• Data for the task:
-=-=-=-=-

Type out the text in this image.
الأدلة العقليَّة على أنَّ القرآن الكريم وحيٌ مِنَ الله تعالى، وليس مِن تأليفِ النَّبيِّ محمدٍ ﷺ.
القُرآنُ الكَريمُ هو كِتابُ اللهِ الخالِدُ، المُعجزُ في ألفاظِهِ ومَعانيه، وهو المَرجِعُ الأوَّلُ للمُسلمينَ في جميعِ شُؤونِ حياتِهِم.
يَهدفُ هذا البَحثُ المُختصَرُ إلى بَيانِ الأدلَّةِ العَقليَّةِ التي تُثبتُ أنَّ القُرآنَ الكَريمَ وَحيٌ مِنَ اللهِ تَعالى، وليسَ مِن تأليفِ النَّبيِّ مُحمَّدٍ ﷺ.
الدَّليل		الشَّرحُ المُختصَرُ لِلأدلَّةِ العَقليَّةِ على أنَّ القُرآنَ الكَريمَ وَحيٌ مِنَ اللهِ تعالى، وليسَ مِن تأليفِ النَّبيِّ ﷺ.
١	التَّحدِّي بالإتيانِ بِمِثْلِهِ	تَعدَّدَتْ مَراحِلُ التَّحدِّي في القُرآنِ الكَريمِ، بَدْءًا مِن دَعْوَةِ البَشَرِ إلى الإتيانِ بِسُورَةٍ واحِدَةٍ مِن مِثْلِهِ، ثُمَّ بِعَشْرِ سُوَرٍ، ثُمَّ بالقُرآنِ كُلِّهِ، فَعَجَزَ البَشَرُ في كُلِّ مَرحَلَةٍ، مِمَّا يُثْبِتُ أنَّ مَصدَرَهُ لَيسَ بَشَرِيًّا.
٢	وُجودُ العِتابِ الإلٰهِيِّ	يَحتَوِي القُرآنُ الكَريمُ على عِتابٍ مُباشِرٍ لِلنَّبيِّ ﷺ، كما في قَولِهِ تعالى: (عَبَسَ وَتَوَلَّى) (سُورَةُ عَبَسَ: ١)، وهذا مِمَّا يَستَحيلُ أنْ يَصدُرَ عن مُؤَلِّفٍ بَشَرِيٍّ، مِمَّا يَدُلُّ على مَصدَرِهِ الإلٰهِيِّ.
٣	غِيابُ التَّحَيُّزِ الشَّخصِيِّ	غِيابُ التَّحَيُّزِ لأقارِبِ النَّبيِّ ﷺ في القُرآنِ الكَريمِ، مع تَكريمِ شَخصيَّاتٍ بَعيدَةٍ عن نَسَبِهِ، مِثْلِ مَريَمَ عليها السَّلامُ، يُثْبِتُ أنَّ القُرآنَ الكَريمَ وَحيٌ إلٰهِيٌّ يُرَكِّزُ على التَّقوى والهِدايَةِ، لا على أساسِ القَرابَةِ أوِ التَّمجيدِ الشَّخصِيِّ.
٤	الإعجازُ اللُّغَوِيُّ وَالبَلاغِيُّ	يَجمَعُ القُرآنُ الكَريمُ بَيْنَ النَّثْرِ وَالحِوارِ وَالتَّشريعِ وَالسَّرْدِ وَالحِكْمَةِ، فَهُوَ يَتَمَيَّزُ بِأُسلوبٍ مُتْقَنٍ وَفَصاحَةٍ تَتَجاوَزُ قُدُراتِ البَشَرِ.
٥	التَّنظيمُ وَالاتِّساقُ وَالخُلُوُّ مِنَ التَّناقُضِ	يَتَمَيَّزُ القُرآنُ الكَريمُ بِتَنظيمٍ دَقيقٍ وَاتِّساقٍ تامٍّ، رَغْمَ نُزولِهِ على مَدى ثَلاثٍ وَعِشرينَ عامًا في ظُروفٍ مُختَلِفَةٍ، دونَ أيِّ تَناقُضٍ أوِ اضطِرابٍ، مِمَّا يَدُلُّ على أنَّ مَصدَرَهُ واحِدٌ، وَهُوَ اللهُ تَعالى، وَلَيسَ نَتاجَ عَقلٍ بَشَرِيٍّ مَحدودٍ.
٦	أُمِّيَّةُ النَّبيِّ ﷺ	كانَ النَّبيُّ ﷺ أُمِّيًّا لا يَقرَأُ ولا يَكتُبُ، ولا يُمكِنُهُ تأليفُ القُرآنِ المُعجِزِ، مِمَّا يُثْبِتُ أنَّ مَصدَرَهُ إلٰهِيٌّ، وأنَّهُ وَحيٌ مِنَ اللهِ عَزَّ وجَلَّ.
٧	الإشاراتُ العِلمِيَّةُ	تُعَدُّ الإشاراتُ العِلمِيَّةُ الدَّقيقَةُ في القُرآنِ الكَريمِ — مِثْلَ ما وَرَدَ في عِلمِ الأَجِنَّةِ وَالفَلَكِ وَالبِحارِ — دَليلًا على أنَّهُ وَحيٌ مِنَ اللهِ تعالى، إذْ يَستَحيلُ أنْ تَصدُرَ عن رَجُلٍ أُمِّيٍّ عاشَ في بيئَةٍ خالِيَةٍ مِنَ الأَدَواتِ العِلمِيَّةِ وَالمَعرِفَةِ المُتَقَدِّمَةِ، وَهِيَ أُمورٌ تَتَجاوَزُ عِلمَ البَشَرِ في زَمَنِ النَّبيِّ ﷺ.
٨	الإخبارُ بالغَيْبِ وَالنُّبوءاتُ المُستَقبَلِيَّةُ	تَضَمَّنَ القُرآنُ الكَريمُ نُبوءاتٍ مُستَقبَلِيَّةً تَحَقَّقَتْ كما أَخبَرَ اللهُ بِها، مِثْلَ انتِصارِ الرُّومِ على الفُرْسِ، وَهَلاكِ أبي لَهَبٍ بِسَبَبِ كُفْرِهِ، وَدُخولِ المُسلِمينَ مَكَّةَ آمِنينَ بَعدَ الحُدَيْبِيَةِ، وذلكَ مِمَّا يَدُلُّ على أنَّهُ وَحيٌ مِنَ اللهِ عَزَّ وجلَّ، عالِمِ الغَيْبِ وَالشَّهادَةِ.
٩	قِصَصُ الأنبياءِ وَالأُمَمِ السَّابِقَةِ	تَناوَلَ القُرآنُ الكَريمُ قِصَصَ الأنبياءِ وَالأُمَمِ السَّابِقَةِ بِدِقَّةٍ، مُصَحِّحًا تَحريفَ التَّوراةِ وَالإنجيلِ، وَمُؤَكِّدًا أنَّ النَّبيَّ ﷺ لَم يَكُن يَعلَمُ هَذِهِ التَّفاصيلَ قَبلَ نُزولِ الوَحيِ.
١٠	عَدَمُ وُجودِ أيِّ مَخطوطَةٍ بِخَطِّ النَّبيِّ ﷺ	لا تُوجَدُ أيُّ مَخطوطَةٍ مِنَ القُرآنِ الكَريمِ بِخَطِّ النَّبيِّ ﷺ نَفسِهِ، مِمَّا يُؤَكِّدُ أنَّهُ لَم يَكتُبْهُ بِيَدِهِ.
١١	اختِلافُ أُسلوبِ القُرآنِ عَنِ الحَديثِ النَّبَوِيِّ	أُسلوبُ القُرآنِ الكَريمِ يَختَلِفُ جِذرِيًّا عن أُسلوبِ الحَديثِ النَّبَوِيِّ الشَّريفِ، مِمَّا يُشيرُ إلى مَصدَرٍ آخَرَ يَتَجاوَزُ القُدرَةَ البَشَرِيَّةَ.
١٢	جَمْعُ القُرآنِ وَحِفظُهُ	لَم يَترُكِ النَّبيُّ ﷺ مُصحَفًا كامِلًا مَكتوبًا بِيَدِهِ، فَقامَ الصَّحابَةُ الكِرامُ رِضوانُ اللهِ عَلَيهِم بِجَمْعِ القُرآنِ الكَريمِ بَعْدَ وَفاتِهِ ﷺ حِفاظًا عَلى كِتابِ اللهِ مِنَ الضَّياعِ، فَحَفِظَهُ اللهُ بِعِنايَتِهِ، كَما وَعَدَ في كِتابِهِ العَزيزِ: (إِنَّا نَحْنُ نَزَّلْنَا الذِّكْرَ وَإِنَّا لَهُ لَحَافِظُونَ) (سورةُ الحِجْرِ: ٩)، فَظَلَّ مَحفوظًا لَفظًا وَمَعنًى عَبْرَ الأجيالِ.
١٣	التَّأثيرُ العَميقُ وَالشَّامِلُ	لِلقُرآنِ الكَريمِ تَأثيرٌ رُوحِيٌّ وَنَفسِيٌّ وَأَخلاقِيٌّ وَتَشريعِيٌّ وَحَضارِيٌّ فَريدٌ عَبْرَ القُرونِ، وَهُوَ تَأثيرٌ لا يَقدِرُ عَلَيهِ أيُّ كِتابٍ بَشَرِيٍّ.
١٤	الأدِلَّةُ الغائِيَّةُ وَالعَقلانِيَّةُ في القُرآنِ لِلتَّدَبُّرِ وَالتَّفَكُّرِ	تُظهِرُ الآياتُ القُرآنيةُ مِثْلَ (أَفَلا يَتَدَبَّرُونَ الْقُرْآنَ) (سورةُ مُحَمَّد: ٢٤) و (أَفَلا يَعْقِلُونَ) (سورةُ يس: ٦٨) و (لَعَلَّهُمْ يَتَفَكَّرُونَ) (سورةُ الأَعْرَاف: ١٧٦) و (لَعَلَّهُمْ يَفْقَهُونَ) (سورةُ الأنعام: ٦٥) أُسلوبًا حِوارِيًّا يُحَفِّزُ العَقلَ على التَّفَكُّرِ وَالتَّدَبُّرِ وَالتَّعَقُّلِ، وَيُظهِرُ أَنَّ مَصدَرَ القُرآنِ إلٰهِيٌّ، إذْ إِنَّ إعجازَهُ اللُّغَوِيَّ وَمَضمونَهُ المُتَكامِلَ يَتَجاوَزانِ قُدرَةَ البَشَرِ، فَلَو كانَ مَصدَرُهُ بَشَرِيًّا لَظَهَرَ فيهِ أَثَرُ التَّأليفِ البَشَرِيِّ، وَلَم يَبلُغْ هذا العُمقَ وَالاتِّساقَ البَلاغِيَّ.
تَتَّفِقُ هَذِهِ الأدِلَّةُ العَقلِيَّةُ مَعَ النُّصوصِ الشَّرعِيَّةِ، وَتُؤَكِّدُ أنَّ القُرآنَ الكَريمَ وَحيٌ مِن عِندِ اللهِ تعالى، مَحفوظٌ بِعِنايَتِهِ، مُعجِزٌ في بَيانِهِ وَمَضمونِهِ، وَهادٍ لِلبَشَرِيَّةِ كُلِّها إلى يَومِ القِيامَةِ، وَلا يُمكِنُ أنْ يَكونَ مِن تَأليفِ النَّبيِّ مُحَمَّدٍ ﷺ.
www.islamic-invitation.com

-=-=-=-=-

• Required work:
Find the word "وليس" in the data and copy out each line where it turns up.

• Written answer:
الأدلة العقليَّة على أنَّ القرآن الكريم وحيٌ مِنَ الله تعالى، وليس مِن تأليفِ النَّبيِّ محمدٍ ﷺ.
يَهدفُ هذا البَحثُ المُختصَرُ إلى بَيانِ الأدلَّةِ العَقليَّةِ التي تُثبتُ أنَّ القُرآنَ الكَريمَ وَحيٌ مِنَ اللهِ تَعالى، وليسَ مِن تأليفِ النَّبيِّ مُحمَّدٍ ﷺ.
الدَّليل		الشَّرحُ المُختصَرُ لِلأدلَّةِ العَقليَّةِ على أنَّ القُرآنَ الكَريمَ وَحيٌ مِنَ اللهِ تعالى، وليسَ مِن تأليفِ النَّبيِّ ﷺ.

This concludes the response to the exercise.